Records
────────────────

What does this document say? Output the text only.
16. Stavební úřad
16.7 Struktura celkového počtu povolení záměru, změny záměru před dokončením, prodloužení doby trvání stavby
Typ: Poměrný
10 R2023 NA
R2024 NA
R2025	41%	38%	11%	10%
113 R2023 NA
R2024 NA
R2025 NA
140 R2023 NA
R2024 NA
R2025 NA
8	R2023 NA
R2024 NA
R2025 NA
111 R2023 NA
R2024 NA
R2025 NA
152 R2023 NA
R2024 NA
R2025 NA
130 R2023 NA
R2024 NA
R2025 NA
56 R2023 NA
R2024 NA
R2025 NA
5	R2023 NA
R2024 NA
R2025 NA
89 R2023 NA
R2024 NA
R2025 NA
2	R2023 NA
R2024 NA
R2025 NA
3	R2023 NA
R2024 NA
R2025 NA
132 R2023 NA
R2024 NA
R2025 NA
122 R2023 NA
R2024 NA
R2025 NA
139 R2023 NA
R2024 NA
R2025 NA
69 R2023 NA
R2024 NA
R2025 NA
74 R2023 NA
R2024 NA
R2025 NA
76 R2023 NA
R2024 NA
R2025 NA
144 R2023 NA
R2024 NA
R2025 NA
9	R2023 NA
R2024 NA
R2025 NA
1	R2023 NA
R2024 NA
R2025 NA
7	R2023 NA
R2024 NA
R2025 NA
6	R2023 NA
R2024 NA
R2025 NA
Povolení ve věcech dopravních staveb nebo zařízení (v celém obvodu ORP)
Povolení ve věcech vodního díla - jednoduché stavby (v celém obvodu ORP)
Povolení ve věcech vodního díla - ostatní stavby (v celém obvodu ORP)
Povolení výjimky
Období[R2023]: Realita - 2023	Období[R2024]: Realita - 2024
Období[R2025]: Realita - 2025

────────────────

| PROBLEM STATEMENT |
Lines from the records above that hold "vodního" are the ones to list.

| TASK OUTPUT |
Povolení ve věcech vodního díla - jednoduché stavby (v celém obvodu ORP)
Povolení ve věcech vodního díla - ostatní stavby (v celém obvodu ORP)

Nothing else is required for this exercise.